== Task prompt ==
Make an exact copy of the listing below.

== Data ==
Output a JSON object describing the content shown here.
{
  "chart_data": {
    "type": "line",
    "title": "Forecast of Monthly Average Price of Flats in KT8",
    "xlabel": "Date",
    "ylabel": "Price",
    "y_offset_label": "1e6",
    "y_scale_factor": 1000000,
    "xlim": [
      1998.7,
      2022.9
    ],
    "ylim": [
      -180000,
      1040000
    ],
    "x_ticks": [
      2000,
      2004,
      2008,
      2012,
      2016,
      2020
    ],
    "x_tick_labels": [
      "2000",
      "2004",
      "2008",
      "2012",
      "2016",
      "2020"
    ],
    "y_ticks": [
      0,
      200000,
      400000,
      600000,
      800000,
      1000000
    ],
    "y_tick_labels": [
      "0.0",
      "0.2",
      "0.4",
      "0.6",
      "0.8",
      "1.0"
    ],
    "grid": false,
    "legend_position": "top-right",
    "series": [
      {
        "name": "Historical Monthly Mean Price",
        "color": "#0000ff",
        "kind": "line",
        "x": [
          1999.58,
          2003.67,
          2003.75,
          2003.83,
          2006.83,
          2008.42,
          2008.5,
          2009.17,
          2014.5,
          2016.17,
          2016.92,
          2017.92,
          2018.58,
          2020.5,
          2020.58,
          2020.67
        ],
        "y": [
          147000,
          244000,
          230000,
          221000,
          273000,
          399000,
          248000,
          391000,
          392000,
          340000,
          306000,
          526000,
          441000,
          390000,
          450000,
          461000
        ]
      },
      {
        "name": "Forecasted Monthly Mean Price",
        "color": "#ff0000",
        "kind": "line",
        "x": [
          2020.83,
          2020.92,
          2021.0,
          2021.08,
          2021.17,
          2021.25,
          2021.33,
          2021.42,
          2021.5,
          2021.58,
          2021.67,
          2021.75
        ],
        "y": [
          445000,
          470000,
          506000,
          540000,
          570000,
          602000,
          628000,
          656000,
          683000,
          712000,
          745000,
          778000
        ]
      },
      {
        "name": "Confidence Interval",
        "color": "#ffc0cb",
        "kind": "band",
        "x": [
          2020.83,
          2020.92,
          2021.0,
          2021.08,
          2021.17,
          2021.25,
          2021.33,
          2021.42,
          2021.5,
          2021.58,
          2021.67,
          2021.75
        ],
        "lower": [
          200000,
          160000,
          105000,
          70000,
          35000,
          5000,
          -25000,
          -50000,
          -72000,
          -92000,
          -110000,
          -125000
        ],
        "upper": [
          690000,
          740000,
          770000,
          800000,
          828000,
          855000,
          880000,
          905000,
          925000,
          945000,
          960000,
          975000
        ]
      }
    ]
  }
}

== Solution to the problem ==
Output a JSON object describing the content shown here.
{
  "chart_data": {
    "type": "line",
    "title": "Forecast of Monthly Average Price of Flats in KT8",
    "xlabel": "Date",
    "ylabel": "Price",
    "y_offset_label": "1e6",
    "y_scale_factor": 1000000,
    "xlim": [
      1998.7,
      2022.9
    ],
    "ylim": [
      -180000,
      1040000
    ],
    "x_ticks": [
      2000,
      2004,
      2008,
      2012,
      2016,
      2020
    ],
    "x_tick_labels": [
      "2000",
      "2004",
      "2008",
      "2012",
      "2016",
      "2020"
    ],
    "y_ticks": [
      0,
      200000,
      400000,
      600000,
      800000,
      1000000
    ],
    "y_tick_labels": [
      "0.0",
      "0.2",
      "0.4",
      "0.6",
      "0.8",
      "1.0"
    ],
    "grid": false,
    "legend_position": "top-right",
    "series": [
      {
        "name": "Historical Monthly Mean Price",
        "color": "#0000ff",
        "kind": "line",
        "x": [
          1999.58,
          2003.67,
          2003.75,
          2003.83,
          2006.83,
          2008.42,
          2008.5,
          2009.17,
          2014.5,
          2016.17,
          2016.92,
          2017.92,
          2018.58,
          2020.5,
          2020.58,
          2020.67
        ],
        "y": [
          147000,
          244000,
          230000,
          221000,
          273000,
          399000,
          248000,
          391000,
          392000,
          340000,
          306000,
          526000,
          441000,
          390000,
          450000,
          461000
        ]
      },
      {
        "name": "Forecasted Monthly Mean Price",
        "color": "#ff0000",
        "kind": "line",
        "x": [
          2020.83,
          2020.92,
          2021.0,
          2021.08,
          2021.17,
          2021.25,
          2021.33,
          2021.42,
          2021.5,
          2021.58,
          2021.67,
          2021.75
        ],
        "y": [
          445000,
          470000,
          506000,
          540000,
          570000,
          602000,
          628000,
          656000,
          683000,
          712000,
          745000,
          778000
        ]
      },
      {
        "name": "Confidence Interval",
        "color": "#ffc0cb",
        "kind": "band",
        "x": [
          2020.83,
          2020.92,
          2021.0,
          2021.08,
          2021.17,
          2021.25,
          2021.33,
          2021.42,
          2021.5,
          2021.58,
          2021.67,
          2021.75
        ],
        "lower": [
          200000,
          160000,
          105000,
          70000,
          35000,
          5000,
          -25000,
          -50000,
          -72000,
          -92000,
          -110000,
          -125000
        ],
        "upper": [
          690000,
          740000,
          770000,
          800000,
          828000,
          855000,
          880000,
          905000,
          925000,
          945000,
          960000,
          975000
        ]
      }
    ]
  }
}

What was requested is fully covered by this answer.